- [Records]
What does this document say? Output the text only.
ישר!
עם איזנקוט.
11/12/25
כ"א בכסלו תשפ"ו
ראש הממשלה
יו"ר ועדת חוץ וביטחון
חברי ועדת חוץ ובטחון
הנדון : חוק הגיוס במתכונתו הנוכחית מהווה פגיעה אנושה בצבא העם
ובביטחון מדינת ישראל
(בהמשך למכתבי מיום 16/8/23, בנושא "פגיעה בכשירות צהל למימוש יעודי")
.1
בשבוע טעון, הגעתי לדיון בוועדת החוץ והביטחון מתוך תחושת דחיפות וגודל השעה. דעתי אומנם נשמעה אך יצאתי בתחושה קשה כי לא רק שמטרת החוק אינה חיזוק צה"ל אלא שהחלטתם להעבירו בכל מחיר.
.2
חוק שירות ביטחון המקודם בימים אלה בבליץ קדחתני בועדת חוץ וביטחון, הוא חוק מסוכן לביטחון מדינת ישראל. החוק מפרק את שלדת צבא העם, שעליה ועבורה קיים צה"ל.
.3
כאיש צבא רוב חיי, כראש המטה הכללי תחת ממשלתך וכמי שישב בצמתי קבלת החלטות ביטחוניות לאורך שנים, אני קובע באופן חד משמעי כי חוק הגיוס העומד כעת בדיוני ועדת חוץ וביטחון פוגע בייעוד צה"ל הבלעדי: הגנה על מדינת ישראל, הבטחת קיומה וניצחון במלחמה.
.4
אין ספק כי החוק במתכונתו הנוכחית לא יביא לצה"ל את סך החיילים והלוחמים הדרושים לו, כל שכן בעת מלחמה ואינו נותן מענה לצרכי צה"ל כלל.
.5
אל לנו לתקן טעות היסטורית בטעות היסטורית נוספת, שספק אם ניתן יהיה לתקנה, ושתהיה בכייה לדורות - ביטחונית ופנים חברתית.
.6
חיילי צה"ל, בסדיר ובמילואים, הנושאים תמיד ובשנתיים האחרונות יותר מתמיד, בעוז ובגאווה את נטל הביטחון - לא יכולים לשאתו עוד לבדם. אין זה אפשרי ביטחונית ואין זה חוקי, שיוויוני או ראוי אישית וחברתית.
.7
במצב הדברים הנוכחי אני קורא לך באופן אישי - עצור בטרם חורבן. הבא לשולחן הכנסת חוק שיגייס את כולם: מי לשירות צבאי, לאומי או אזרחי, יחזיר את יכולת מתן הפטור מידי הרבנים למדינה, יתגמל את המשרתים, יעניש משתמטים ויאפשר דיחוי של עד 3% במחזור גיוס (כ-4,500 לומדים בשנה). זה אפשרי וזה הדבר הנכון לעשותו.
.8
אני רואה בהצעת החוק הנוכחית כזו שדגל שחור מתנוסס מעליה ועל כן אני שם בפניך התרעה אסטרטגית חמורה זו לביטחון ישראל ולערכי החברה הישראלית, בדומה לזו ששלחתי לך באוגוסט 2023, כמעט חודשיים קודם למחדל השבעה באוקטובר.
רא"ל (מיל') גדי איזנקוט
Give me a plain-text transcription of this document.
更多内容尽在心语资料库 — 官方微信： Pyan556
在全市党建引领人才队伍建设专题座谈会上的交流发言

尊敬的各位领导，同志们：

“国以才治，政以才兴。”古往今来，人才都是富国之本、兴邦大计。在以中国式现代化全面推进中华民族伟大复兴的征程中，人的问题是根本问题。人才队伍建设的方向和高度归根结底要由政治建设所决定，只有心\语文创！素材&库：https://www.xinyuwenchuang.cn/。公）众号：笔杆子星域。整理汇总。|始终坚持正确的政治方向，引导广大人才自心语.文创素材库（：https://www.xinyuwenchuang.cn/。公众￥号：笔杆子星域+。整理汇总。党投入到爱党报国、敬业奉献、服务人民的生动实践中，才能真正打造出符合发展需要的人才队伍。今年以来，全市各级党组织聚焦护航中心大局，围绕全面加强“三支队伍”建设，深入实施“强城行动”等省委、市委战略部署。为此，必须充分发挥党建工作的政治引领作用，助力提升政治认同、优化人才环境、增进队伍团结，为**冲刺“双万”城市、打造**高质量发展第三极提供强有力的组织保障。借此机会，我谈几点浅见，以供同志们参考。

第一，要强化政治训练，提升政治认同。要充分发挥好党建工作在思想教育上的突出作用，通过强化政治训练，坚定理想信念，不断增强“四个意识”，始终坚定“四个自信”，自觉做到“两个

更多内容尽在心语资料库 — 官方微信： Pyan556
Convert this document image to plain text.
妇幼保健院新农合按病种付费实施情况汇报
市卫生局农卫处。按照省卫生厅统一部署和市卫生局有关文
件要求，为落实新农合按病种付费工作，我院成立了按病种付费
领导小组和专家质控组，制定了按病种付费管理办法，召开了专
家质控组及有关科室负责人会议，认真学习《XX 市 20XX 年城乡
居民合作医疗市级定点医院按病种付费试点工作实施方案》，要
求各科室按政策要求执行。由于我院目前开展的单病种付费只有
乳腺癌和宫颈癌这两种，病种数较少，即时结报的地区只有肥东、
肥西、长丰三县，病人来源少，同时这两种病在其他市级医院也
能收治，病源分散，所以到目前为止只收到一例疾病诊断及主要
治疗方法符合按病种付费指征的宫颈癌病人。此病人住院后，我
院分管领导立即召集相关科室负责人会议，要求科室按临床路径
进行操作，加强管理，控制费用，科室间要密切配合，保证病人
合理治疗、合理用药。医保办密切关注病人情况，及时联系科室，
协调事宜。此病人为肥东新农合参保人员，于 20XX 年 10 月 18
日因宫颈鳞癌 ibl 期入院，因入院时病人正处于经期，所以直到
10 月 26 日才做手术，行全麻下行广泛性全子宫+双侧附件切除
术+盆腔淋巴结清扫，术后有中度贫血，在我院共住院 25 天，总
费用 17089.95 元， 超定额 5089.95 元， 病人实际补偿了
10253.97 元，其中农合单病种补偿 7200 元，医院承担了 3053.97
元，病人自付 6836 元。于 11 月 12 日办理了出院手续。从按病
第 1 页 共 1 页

- [Problem requirements]
Return the listing above word for word.

- [Answer in full]
What does this document say? Output the text only.
ישר!
עם איזנקוט.
11/12/25
כ"א בכסלו תשפ"ו
ראש הממשלה
יו"ר ועדת חוץ וביטחון
חברי ועדת חוץ ובטחון
הנדון : חוק הגיוס במתכונתו הנוכחית מהווה פגיעה אנושה בצבא העם
ובביטחון מדינת ישראל
(בהמשך למכתבי מיום 16/8/23, בנושא "פגיעה בכשירות צהל למימוש יעודי")
.1
בשבוע טעון, הגעתי לדיון בוועדת החוץ והביטחון מתוך תחושת דחיפות וגודל השעה. דעתי אומנם נשמעה אך יצאתי בתחושה קשה כי לא רק שמטרת החוק אינה חיזוק צה"ל אלא שהחלטתם להעבירו בכל מחיר.
.2
חוק שירות ביטחון המקודם בימים אלה בבליץ קדחתני בועדת חוץ וביטחון, הוא חוק מסוכן לביטחון מדינת ישראל. החוק מפרק את שלדת צבא העם, שעליה ועבורה קיים צה"ל.
.3
כאיש צבא רוב חיי, כראש המטה הכללי תחת ממשלתך וכמי שישב בצמתי קבלת החלטות ביטחוניות לאורך שנים, אני קובע באופן חד משמעי כי חוק הגיוס העומד כעת בדיוני ועדת חוץ וביטחון פוגע בייעוד צה"ל הבלעדי: הגנה על מדינת ישראל, הבטחת קיומה וניצחון במלחמה.
.4
אין ספק כי החוק במתכונתו הנוכחית לא יביא לצה"ל את סך החיילים והלוחמים הדרושים לו, כל שכן בעת מלחמה ואינו נותן מענה לצרכי צה"ל כלל.
.5
אל לנו לתקן טעות היסטורית בטעות היסטורית נוספת, שספק אם ניתן יהיה לתקנה, ושתהיה בכייה לדורות - ביטחונית ופנים חברתית.
.6
חיילי צה"ל, בסדיר ובמילואים, הנושאים תמיד ובשנתיים האחרונות יותר מתמיד, בעוז ובגאווה את נטל הביטחון - לא יכולים לשאתו עוד לבדם. אין זה אפשרי ביטחונית ואין זה חוקי, שיוויוני או ראוי אישית וחברתית.
.7
במצב הדברים הנוכחי אני קורא לך באופן אישי - עצור בטרם חורבן. הבא לשולחן הכנסת חוק שיגייס את כולם: מי לשירות צבאי, לאומי או אזרחי, יחזיר את יכולת מתן הפטור מידי הרבנים למדינה, יתגמל את המשרתים, יעניש משתמטים ויאפשר דיחוי של עד 3% במחזור גיוס (כ-4,500 לומדים בשנה). זה אפשרי וזה הדבר הנכון לעשותו.
.8
אני רואה בהצעת החוק הנוכחית כזו שדגל שחור מתנוסס מעליה ועל כן אני שם בפניך התרעה אסטרטגית חמורה זו לביטחון ישראל ולערכי החברה הישראלית, בדומה לזו ששלחתי לך באוגוסט 2023, כמעט חודשיים קודם למחדל השבעה באוקטובר.
רא"ל (מיל') גדי איזנקוט
Give me a plain-text transcription of this document.
更多内容尽在心语资料库 — 官方微信： Pyan556
在全市党建引领人才队伍建设专题座谈会上的交流发言

尊敬的各位领导，同志们：

“国以才治，政以才兴。”古往今来，人才都是富国之本、兴邦大计。在以中国式现代化全面推进中华民族伟大复兴的征程中，人的问题是根本问题。人才队伍建设的方向和高度归根结底要由政治建设所决定，只有心\语文创！素材&库：https://www.xinyuwenchuang.cn/。公）众号：笔杆子星域。整理汇总。|始终坚持正确的政治方向，引导广大人才自心语.文创素材库（：https://www.xinyuwenchuang.cn/。公众￥号：笔杆子星域+。整理汇总。党投入到爱党报国、敬业奉献、服务人民的生动实践中，才能真正打造出符合发展需要的人才队伍。今年以来，全市各级党组织聚焦护航中心大局，围绕全面加强“三支队伍”建设，深入实施“强城行动”等省委、市委战略部署。为此，必须充分发挥党建工作的政治引领作用，助力提升政治认同、优化人才环境、增进队伍团结，为**冲刺“双万”城市、打造**高质量发展第三极提供强有力的组织保障。借此机会，我谈几点浅见，以供同志们参考。

第一，要强化政治训练，提升政治认同。要充分发挥好党建工作在思想教育上的突出作用，通过强化政治训练，坚定理想信念，不断增强“四个意识”，始终坚定“四个自信”，自觉做到“两个

更多内容尽在心语资料库 — 官方微信： Pyan556
Convert this document image to plain text.
妇幼保健院新农合按病种付费实施情况汇报
市卫生局农卫处。按照省卫生厅统一部署和市卫生局有关文
件要求，为落实新农合按病种付费工作，我院成立了按病种付费
领导小组和专家质控组，制定了按病种付费管理办法，召开了专
家质控组及有关科室负责人会议，认真学习《XX 市 20XX 年城乡
居民合作医疗市级定点医院按病种付费试点工作实施方案》，要
求各科室按政策要求执行。由于我院目前开展的单病种付费只有
乳腺癌和宫颈癌这两种，病种数较少，即时结报的地区只有肥东、
肥西、长丰三县，病人来源少，同时这两种病在其他市级医院也
能收治，病源分散，所以到目前为止只收到一例疾病诊断及主要
治疗方法符合按病种付费指征的宫颈癌病人。此病人住院后，我
院分管领导立即召集相关科室负责人会议，要求科室按临床路径
进行操作，加强管理，控制费用，科室间要密切配合，保证病人
合理治疗、合理用药。医保办密切关注病人情况，及时联系科室，
协调事宜。此病人为肥东新农合参保人员，于 20XX 年 10 月 18
日因宫颈鳞癌 ibl 期入院，因入院时病人正处于经期，所以直到
10 月 26 日才做手术，行全麻下行广泛性全子宫+双侧附件切除
术+盆腔淋巴结清扫，术后有中度贫血，在我院共住院 25 天，总
费用 17089.95 元， 超定额 5089.95 元， 病人实际补偿了
10253.97 元，其中农合单病种补偿 7200 元，医院承担了 3053.97
元，病人自付 6836 元。于 11 月 12 日办理了出院手续。从按病
第 1 页 共 1 页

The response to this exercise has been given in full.